Directions:
Check each line of the records below for the word "content" and copy those where it appears.

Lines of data
+ + + +

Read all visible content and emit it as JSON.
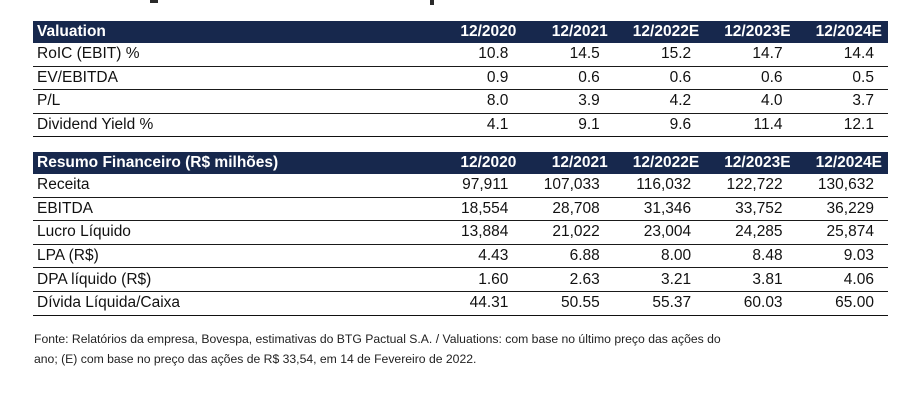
{
  "valuation": {
    "title": "Valuation",
    "columns": [
      "12/2020",
      "12/2021",
      "12/2022E",
      "12/2023E",
      "12/2024E"
    ],
    "rows": [
      {
        "label": "RoIC (EBIT) %",
        "values": [
          "10.8",
          "14.5",
          "15.2",
          "14.7",
          "14.4"
        ]
      },
      {
        "label": "EV/EBITDA",
        "values": [
          "0.9",
          "0.6",
          "0.6",
          "0.6",
          "0.5"
        ]
      },
      {
        "label": "P/L",
        "values": [
          "8.0",
          "3.9",
          "4.2",
          "4.0",
          "3.7"
        ]
      },
      {
        "label": "Dividend Yield %",
        "values": [
          "4.1",
          "9.1",
          "9.6",
          "11.4",
          "12.1"
        ]
      }
    ]
  },
  "financial": {
    "title": "Resumo Financeiro (R$ milhões)",
    "columns": [
      "12/2020",
      "12/2021",
      "12/2022E",
      "12/2023E",
      "12/2024E"
    ],
    "rows": [
      {
        "label": "Receita",
        "values": [
          "97,911",
          "107,033",
          "116,032",
          "122,722",
          "130,632"
        ]
      },
      {
        "label": "EBITDA",
        "values": [
          "18,554",
          "28,708",
          "31,346",
          "33,752",
          "36,229"
        ]
      },
      {
        "label": "Lucro Líquido",
        "values": [
          "13,884",
          "21,022",
          "23,004",
          "24,285",
          "25,874"
        ]
      },
      {
        "label": "LPA (R$)",
        "values": [
          "4.43",
          "6.88",
          "8.00",
          "8.48",
          "9.03"
        ]
      },
      {
        "label": "DPA líquido (R$)",
        "values": [
          "1.60",
          "2.63",
          "3.21",
          "3.81",
          "4.06"
        ]
      },
      {
        "label": "Dívida Líquida/Caixa",
        "values": [
          "44.31",
          "50.55",
          "55.37",
          "60.03",
          "65.00"
        ]
      }
    ]
  },
  "footnote": {
    "line1": "Fonte: Relatórios da empresa, Bovespa, estimativas do BTG Pactual S.A. / Valuations: com base no último preço das ações do",
    "line2": "ano; (E) com base no preço das ações de R$ 33,54, em 14 de Fevereiro de 2022."
  },
  "colors": {
    "header_bg": "#17284d",
    "header_text": "#ffffff"
  }
}
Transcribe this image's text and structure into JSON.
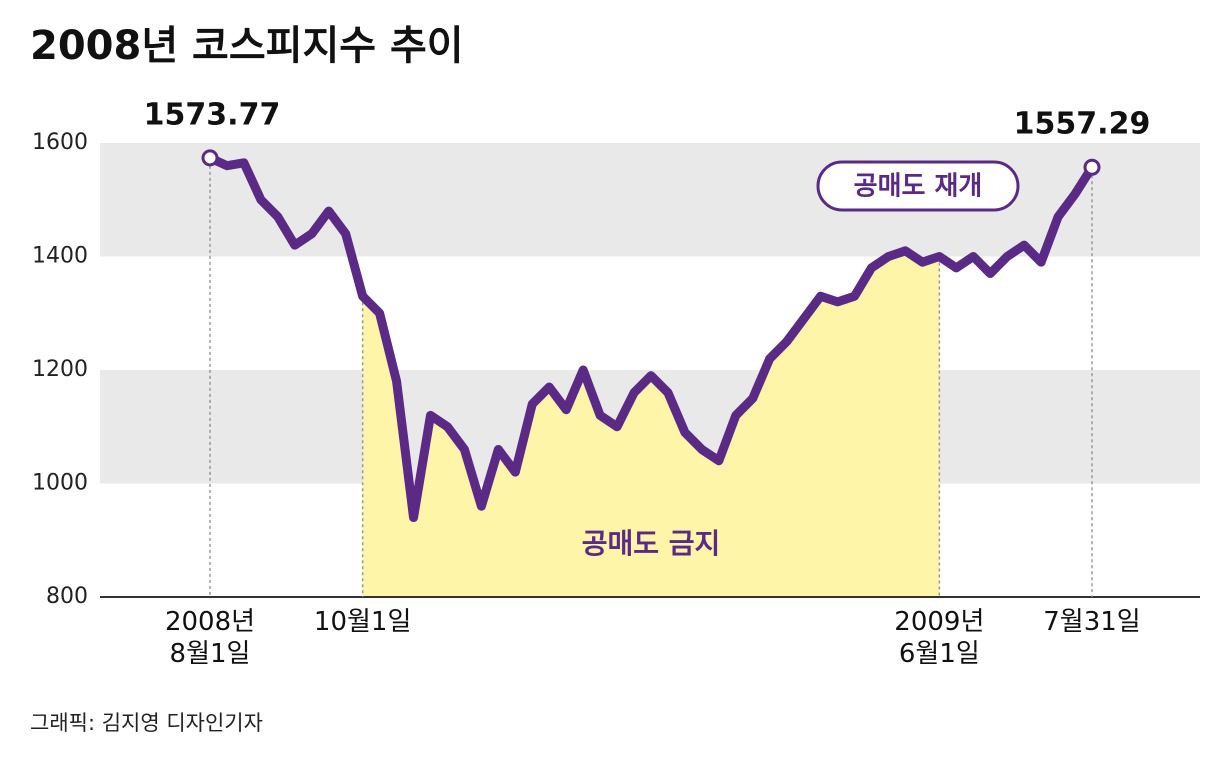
{
  "chart_data": {
    "type": "line",
    "title": "2008년 코스피지수 추이",
    "source": "그래픽: 김지영 디자인기자",
    "color": "#5b2a86",
    "categories": [
      "2008년\n8월1일",
      null,
      null,
      null,
      null,
      null,
      null,
      null,
      null,
      "10월1일",
      null,
      null,
      null,
      null,
      null,
      null,
      null,
      null,
      null,
      null,
      null,
      null,
      null,
      null,
      null,
      null,
      null,
      null,
      null,
      null,
      null,
      null,
      null,
      null,
      null,
      null,
      null,
      null,
      null,
      null,
      null,
      null,
      null,
      "2009년\n6월1일",
      null,
      null,
      null,
      null,
      null,
      null,
      null,
      null,
      "7월31일"
    ],
    "values": [
      1573.77,
      1560,
      1565,
      1500,
      1470,
      1420,
      1440,
      1480,
      1440,
      1330,
      1300,
      1180,
      940,
      1120,
      1100,
      1060,
      960,
      1060,
      1020,
      1140,
      1170,
      1130,
      1200,
      1120,
      1100,
      1160,
      1190,
      1160,
      1090,
      1060,
      1040,
      1120,
      1150,
      1220,
      1250,
      1290,
      1330,
      1320,
      1330,
      1380,
      1400,
      1410,
      1390,
      1400,
      1380,
      1400,
      1370,
      1400,
      1420,
      1390,
      1470,
      1510,
      1557.29
    ],
    "ylim": [
      800,
      1600
    ],
    "yticks": [
      800,
      1000,
      1200,
      1400,
      1600
    ],
    "highlight": {
      "label": "공매도 금지",
      "end_label": "공매도 재개",
      "range": [
        9,
        43
      ],
      "color": "#fff5a8"
    },
    "band_color": "#e9e9e9"
  }
}
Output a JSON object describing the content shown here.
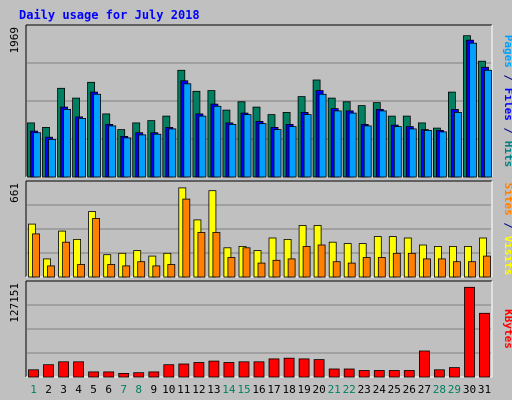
{
  "chart_data": {
    "type": "bar",
    "title": "Daily usage for July 2018",
    "categories": [
      "1",
      "2",
      "3",
      "4",
      "5",
      "6",
      "7",
      "8",
      "9",
      "10",
      "11",
      "12",
      "13",
      "14",
      "15",
      "16",
      "17",
      "18",
      "19",
      "20",
      "21",
      "22",
      "23",
      "24",
      "25",
      "26",
      "27",
      "28",
      "29",
      "30",
      "31"
    ],
    "weekend_categories": [
      "1",
      "7",
      "8",
      "14",
      "15",
      "21",
      "22",
      "28",
      "29"
    ],
    "panels": [
      {
        "id": "hits",
        "max_label": "1969",
        "ylim": [
          0,
          1969
        ],
        "grid": true,
        "legend": [
          {
            "label": "Pages",
            "color": "#00a0ff"
          },
          {
            "label": " / ",
            "color": "#000080"
          },
          {
            "label": "Files",
            "color": "#0000ff"
          },
          {
            "label": " / ",
            "color": "#000080"
          },
          {
            "label": "Hits",
            "color": "#008080"
          }
        ],
        "series": [
          {
            "name": "Hits",
            "color": "#008060",
            "values": [
              720,
              660,
              1180,
              1050,
              1260,
              840,
              630,
              720,
              750,
              810,
              1420,
              1140,
              1150,
              890,
              1000,
              930,
              830,
              860,
              1070,
              1290,
              1050,
              1000,
              950,
              990,
              810,
              810,
              720,
              650,
              1130,
              1880,
              1540
            ]
          },
          {
            "name": "Files",
            "color": "#0000ff",
            "values": [
              610,
              530,
              930,
              800,
              1130,
              700,
              540,
              590,
              590,
              660,
              1280,
              840,
              970,
              720,
              850,
              740,
              660,
              700,
              860,
              1150,
              910,
              880,
              700,
              900,
              690,
              670,
              630,
              620,
              900,
              1820,
              1460
            ]
          },
          {
            "name": "Pages",
            "color": "#00a0ff",
            "values": [
              590,
              500,
              900,
              780,
              1100,
              680,
              520,
              560,
              570,
              640,
              1240,
              810,
              940,
              700,
              830,
              710,
              630,
              670,
              830,
              1100,
              880,
              850,
              680,
              880,
              670,
              640,
              620,
              600,
              860,
              1780,
              1420
            ]
          }
        ]
      },
      {
        "id": "visits",
        "max_label": "661",
        "ylim": [
          0,
          661
        ],
        "grid": true,
        "legend": [
          {
            "label": "Sites",
            "color": "#ff8000"
          },
          {
            "label": " / ",
            "color": "#000080"
          },
          {
            "label": "Visits",
            "color": "#ffff00"
          }
        ],
        "series": [
          {
            "name": "Visits",
            "color": "#ffff00",
            "values": [
              380,
              130,
              330,
              270,
              470,
              160,
              170,
              190,
              150,
              170,
              640,
              410,
              620,
              210,
              220,
              190,
              280,
              270,
              370,
              370,
              250,
              240,
              240,
              290,
              290,
              280,
              230,
              220,
              220,
              220,
              280
            ]
          },
          {
            "name": "Sites",
            "color": "#ff8000",
            "values": [
              310,
              80,
              250,
              90,
              420,
              90,
              80,
              110,
              80,
              90,
              560,
              320,
              320,
              140,
              210,
              100,
              120,
              130,
              220,
              230,
              110,
              100,
              140,
              140,
              170,
              170,
              130,
              130,
              110,
              110,
              150
            ]
          }
        ]
      },
      {
        "id": "kbytes",
        "max_label": "127151",
        "ylim": [
          0,
          127151
        ],
        "grid": true,
        "legend": [
          {
            "label": "KBytes",
            "color": "#ff0000"
          }
        ],
        "series": [
          {
            "name": "KBytes",
            "color": "#ff0000",
            "values": [
              10000,
              17000,
              21000,
              21000,
              7000,
              7000,
              5000,
              6000,
              7000,
              17000,
              18000,
              20000,
              22000,
              20000,
              21000,
              21000,
              25000,
              26000,
              25000,
              24000,
              11000,
              11000,
              9000,
              9000,
              9000,
              9000,
              36000,
              10000,
              13000,
              124000,
              88000
            ]
          }
        ]
      }
    ]
  }
}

+ + + +

Solution below:
Read all visible content and emit it as JSON.
Output a JSON object describing the content shown here.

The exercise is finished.